PROBLEM >> Every line that holds "ylabel" should be shown.

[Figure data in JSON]
>> Start

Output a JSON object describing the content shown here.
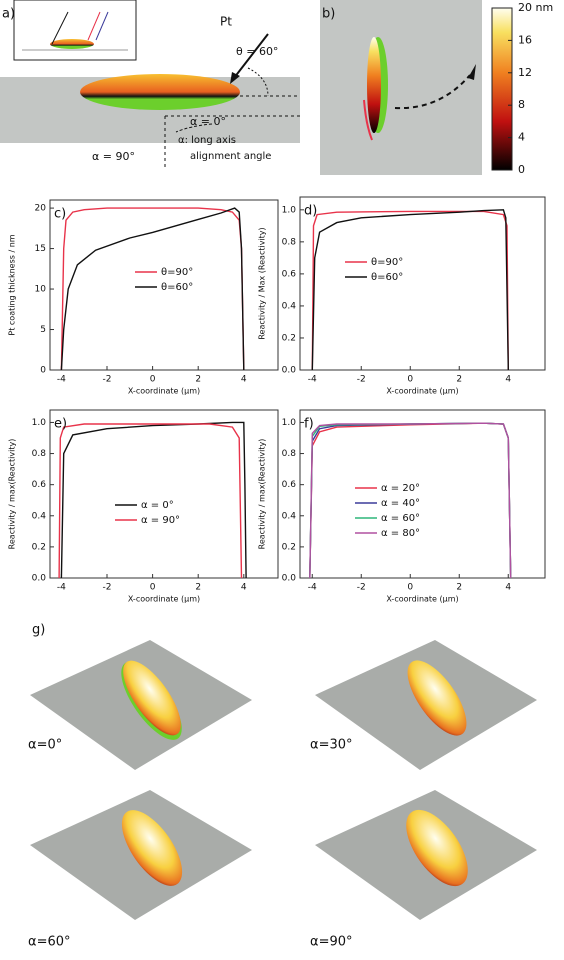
{
  "panel_a": {
    "label": "a)",
    "source": "Pt",
    "theta": "θ = 60°",
    "alpha0": "α = 0°",
    "alpha_note_1": "α: long axis",
    "alpha_note_2": "alignment angle",
    "alpha90": "α = 90°"
  },
  "panel_b": {
    "label": "b)",
    "colorbar": {
      "ticks": [
        {
          "value": 20,
          "label": "20 nm"
        },
        16,
        12,
        8,
        4,
        0
      ],
      "lim": [
        0,
        20
      ]
    }
  },
  "panel_g": {
    "label": "g)",
    "views": [
      "α=0°",
      "α=30°",
      "α=60°",
      "α=90°"
    ]
  },
  "chart_data": [
    {
      "type": "line",
      "label": "c)",
      "xlabel": "X-coordinate (µm)",
      "ylabel": "Pt coating thickness / nm",
      "xlim": [
        -4.5,
        5.5
      ],
      "xticks": [
        -4,
        -2,
        0,
        2,
        4
      ],
      "ylim": [
        0,
        21
      ],
      "yticks": [
        0,
        5,
        10,
        15,
        20
      ],
      "series": [
        {
          "name": "θ=90°",
          "color": "#e8334a",
          "x": [
            -4,
            -3.9,
            -3.8,
            -3.5,
            -3,
            -2,
            0,
            2,
            3,
            3.5,
            3.8,
            3.9,
            4
          ],
          "values": [
            0,
            15,
            18.5,
            19.5,
            19.8,
            20,
            20,
            20,
            19.8,
            19.5,
            18.5,
            15,
            0
          ]
        },
        {
          "name": "θ=60°",
          "color": "#111111",
          "x": [
            -4,
            -3.9,
            -3.7,
            -3.3,
            -2.5,
            -1,
            0,
            1,
            2,
            3,
            3.6,
            3.8,
            3.9,
            4
          ],
          "values": [
            0,
            5,
            10,
            13,
            14.8,
            16.3,
            17,
            17.8,
            18.6,
            19.4,
            20,
            19.5,
            15,
            0
          ]
        }
      ]
    },
    {
      "type": "line",
      "label": "d)",
      "xlabel": "X-coordinate (µm)",
      "ylabel": "Reactivity / Max (Reactivity)",
      "xlim": [
        -4.5,
        5.5
      ],
      "xticks": [
        -4,
        -2,
        0,
        2,
        4
      ],
      "ylim": [
        0,
        1.08
      ],
      "yticks": [
        {
          "value": 0,
          "label": "0.0"
        },
        {
          "value": 0.2,
          "label": "0.2"
        },
        {
          "value": 0.4,
          "label": "0.4"
        },
        {
          "value": 0.6,
          "label": "0.6"
        },
        {
          "value": 0.8,
          "label": "0.8"
        },
        {
          "value": 1,
          "label": "1.0"
        }
      ],
      "series": [
        {
          "name": "θ=90°",
          "color": "#e8334a",
          "x": [
            -4,
            -3.95,
            -3.8,
            -3,
            0,
            3,
            3.8,
            3.95,
            4
          ],
          "values": [
            0,
            0.9,
            0.97,
            0.985,
            0.99,
            0.99,
            0.97,
            0.9,
            0
          ]
        },
        {
          "name": "θ=60°",
          "color": "#111111",
          "x": [
            -4,
            -3.9,
            -3.7,
            -3,
            -2,
            0,
            2,
            3,
            3.8,
            3.9,
            4
          ],
          "values": [
            0,
            0.7,
            0.86,
            0.92,
            0.95,
            0.97,
            0.985,
            0.995,
            1,
            0.95,
            0
          ]
        }
      ]
    },
    {
      "type": "line",
      "label": "e)",
      "xlabel": "X-coordinate (µm)",
      "ylabel": "Reactivity / max(Reactivity)",
      "xlim": [
        -4.5,
        5.5
      ],
      "xticks": [
        -4,
        -2,
        0,
        2,
        4
      ],
      "ylim": [
        0,
        1.08
      ],
      "yticks": [
        {
          "value": 0,
          "label": "0.0"
        },
        {
          "value": 0.2,
          "label": "0.2"
        },
        {
          "value": 0.4,
          "label": "0.4"
        },
        {
          "value": 0.6,
          "label": "0.6"
        },
        {
          "value": 0.8,
          "label": "0.8"
        },
        {
          "value": 1,
          "label": "1.0"
        }
      ],
      "series": [
        {
          "name": "α = 0°",
          "color": "#111111",
          "x": [
            -4,
            -3.9,
            -3.5,
            -2,
            0,
            2,
            3.5,
            4,
            4.05,
            4.1
          ],
          "values": [
            0,
            0.8,
            0.92,
            0.96,
            0.98,
            0.99,
            1,
            1,
            0.6,
            0
          ]
        },
        {
          "name": "α = 90°",
          "color": "#e8334a",
          "x": [
            -4.1,
            -4.05,
            -3.9,
            -3,
            0,
            2.5,
            3.5,
            3.8,
            3.9
          ],
          "values": [
            0,
            0.9,
            0.97,
            0.99,
            0.99,
            0.99,
            0.97,
            0.9,
            0
          ]
        }
      ]
    },
    {
      "type": "line",
      "label": "f)",
      "xlabel": "X-coordinate (µm)",
      "ylabel": "Reactivity / max(Reactivity)",
      "xlim": [
        -4.5,
        5.5
      ],
      "xticks": [
        -4,
        -2,
        0,
        2,
        4
      ],
      "ylim": [
        0,
        1.08
      ],
      "yticks": [
        {
          "value": 0,
          "label": "0.0"
        },
        {
          "value": 0.2,
          "label": "0.2"
        },
        {
          "value": 0.4,
          "label": "0.4"
        },
        {
          "value": 0.6,
          "label": "0.6"
        },
        {
          "value": 0.8,
          "label": "0.8"
        },
        {
          "value": 1,
          "label": "1.0"
        }
      ],
      "series": [
        {
          "name": "α = 20°",
          "color": "#e8334a",
          "x": [
            -4.1,
            -4,
            -3.7,
            -3,
            0,
            3,
            3.8,
            4,
            4.1
          ],
          "values": [
            0,
            0.85,
            0.94,
            0.97,
            0.985,
            0.995,
            0.99,
            0.9,
            0
          ]
        },
        {
          "name": "α = 40°",
          "color": "#3b3b9a",
          "x": [
            -4.1,
            -4,
            -3.7,
            -3,
            0,
            3,
            3.8,
            4,
            4.1
          ],
          "values": [
            0,
            0.88,
            0.96,
            0.98,
            0.99,
            0.995,
            0.99,
            0.9,
            0
          ]
        },
        {
          "name": "α = 60°",
          "color": "#2fb57a",
          "x": [
            -4.1,
            -4,
            -3.7,
            -3,
            0,
            3,
            3.8,
            4,
            4.1
          ],
          "values": [
            0,
            0.91,
            0.975,
            0.985,
            0.99,
            0.995,
            0.99,
            0.9,
            0
          ]
        },
        {
          "name": "α = 80°",
          "color": "#b050a0",
          "x": [
            -4.1,
            -4,
            -3.7,
            -3,
            0,
            3,
            3.8,
            4,
            4.1
          ],
          "values": [
            0,
            0.93,
            0.98,
            0.99,
            0.99,
            0.995,
            0.99,
            0.9,
            0
          ]
        }
      ]
    }
  ]
}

>> End

RESPONSE TO THE EXERCISE >>
      "ylabel": "Pt coating thickness / nm",
      "ylabel": "Reactivity / Max (Reactivity)",
      "ylabel": "Reactivity / max(Reactivity)",
      "ylabel": "Reactivity / max(Reactivity)",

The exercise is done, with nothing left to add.